• [Supplied entries]:
===
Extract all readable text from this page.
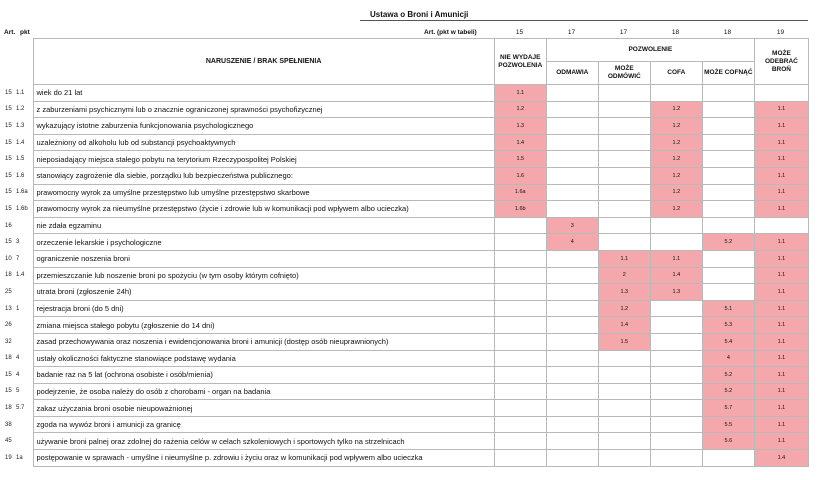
Ustawa o Broni i Amunicji
Art. pkt	Art. (pkt w tabeli)	15	17	17	18	18	19
		NARUSZENIE / BRAK SPEŁNIENIA	NIE WYDAJE POZWOLENIA	POZWOLENIE				MOŻE ODEBRAĆ BROŃ
				ODMAWIA	MOŻE ODMÓWIĆ	COFA	MOŻE COFNĄĆ	
15	1.1	wiek do 21 lat	1.1					
15	1.2	z zaburzeniami psychicznymi lub o znacznie ograniczonej sprawności psychofizycznej	1.2			1.2		1.1
15	1.3	wykazujący istotne zaburzenia funkcjonowania psychologicznego	1.3			1.2		1.1
15	1.4	uzależniony od alkoholu lub od substancji psychoaktywnych	1.4			1.2		1.1
15	1.5	nieposiadający miejsca stałego pobytu na terytorium Rzeczypospolitej Polskiej	1.5			1.2		1.1
15	1.6	stanowiący zagrożenie dla siebie, porządku lub bezpieczeństwa publicznego:	1.6			1.2		1.1
15	1.6a	prawomocny wyrok za umyślne przestępstwo lub umyślne przestępstwo skarbowe	1.6a			1.2		1.1
15	1.6b	prawomocny wyrok za nieumyślne przestępstwo (życie i zdrowie lub w komunikacji pod wpływem albo ucieczka)	1.6b			1.2		1.1
16		nie zdała egzaminu		3				
15	3	orzeczenie lekarskie i psychologiczne		4			5.2	1.1
10	7	ograniczenie noszenia broni			1.1	1.1		1.1
18	1.4	przemieszczanie lub noszenie broni po spożyciu (w tym osoby którym cofnięto)			2	1.4		1.1
25		utrata broni (zgłoszenie 24h)			1.3	1.3		1.1
13	1	rejestracja broni (do 5 dni)			1.2		5.1	1.1
26		zmiana miejsca stałego pobytu (zgłoszenie do 14 dni)			1.4		5.3	1.1
32		zasad przechowywania oraz noszenia i ewidencjonowania broni i amunicji (dostęp osób nieuprawnionych)			1.5		5.4	1.1
18	4	ustały okoliczności faktyczne stanowiące podstawę wydania					4	1.1
15	4	badanie raz na 5 lat (ochrona osobiste i osób/mienia)					5.2	1.1
15	5	podejrzenie, że osoba należy do osób z chorobami - organ na badania					5.2	1.1
18	5.7	zakaz użyczania broni osobie nieupoważnionej					5.7	1.1
38		zgoda na wywóz broni i amunicji za granicę					5.5	1.1
45		używanie broni palnej oraz zdolnej do rażenia celów w celach szkoleniowych i sportowych tylko na strzelnicach					5.6	1.1
19	1a	postępowanie w sprawach - umyślne i nieumyślne p. zdrowiu i życiu oraz w komunikacji pod wpływem albo ucieczka						1.4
===
• [Exercise aim]:
Transcribe all the records above word for word, without their images.

• [Correct answer]:
Extract all readable text from this page.
Ustawa o Broni i Amunicji
Art. pkt	Art. (pkt w tabeli)	15	17	17	18	18	19
		NARUSZENIE / BRAK SPEŁNIENIA	NIE WYDAJE POZWOLENIA	POZWOLENIE				MOŻE ODEBRAĆ BROŃ
				ODMAWIA	MOŻE ODMÓWIĆ	COFA	MOŻE COFNĄĆ	
15	1.1	wiek do 21 lat	1.1					
15	1.2	z zaburzeniami psychicznymi lub o znacznie ograniczonej sprawności psychofizycznej	1.2			1.2		1.1
15	1.3	wykazujący istotne zaburzenia funkcjonowania psychologicznego	1.3			1.2		1.1
15	1.4	uzależniony od alkoholu lub od substancji psychoaktywnych	1.4			1.2		1.1
15	1.5	nieposiadający miejsca stałego pobytu na terytorium Rzeczypospolitej Polskiej	1.5			1.2		1.1
15	1.6	stanowiący zagrożenie dla siebie, porządku lub bezpieczeństwa publicznego:	1.6			1.2		1.1
15	1.6a	prawomocny wyrok za umyślne przestępstwo lub umyślne przestępstwo skarbowe	1.6a			1.2		1.1
15	1.6b	prawomocny wyrok za nieumyślne przestępstwo (życie i zdrowie lub w komunikacji pod wpływem albo ucieczka)	1.6b			1.2		1.1
16		nie zdała egzaminu		3				
15	3	orzeczenie lekarskie i psychologiczne		4			5.2	1.1
10	7	ograniczenie noszenia broni			1.1	1.1		1.1
18	1.4	przemieszczanie lub noszenie broni po spożyciu (w tym osoby którym cofnięto)			2	1.4		1.1
25		utrata broni (zgłoszenie 24h)			1.3	1.3		1.1
13	1	rejestracja broni (do 5 dni)			1.2		5.1	1.1
26		zmiana miejsca stałego pobytu (zgłoszenie do 14 dni)			1.4		5.3	1.1
32		zasad przechowywania oraz noszenia i ewidencjonowania broni i amunicji (dostęp osób nieuprawnionych)			1.5		5.4	1.1
18	4	ustały okoliczności faktyczne stanowiące podstawę wydania					4	1.1
15	4	badanie raz na 5 lat (ochrona osobiste i osób/mienia)					5.2	1.1
15	5	podejrzenie, że osoba należy do osób z chorobami - organ na badania					5.2	1.1
18	5.7	zakaz użyczania broni osobie nieupoważnionej					5.7	1.1
38		zgoda na wywóz broni i amunicji za granicę					5.5	1.1
45		używanie broni palnej oraz zdolnej do rażenia celów w celach szkoleniowych i sportowych tylko na strzelnicach					5.6	1.1
19	1a	postępowanie w sprawach - umyślne i nieumyślne p. zdrowiu i życiu oraz w komunikacji pod wpływem albo ucieczka						1.4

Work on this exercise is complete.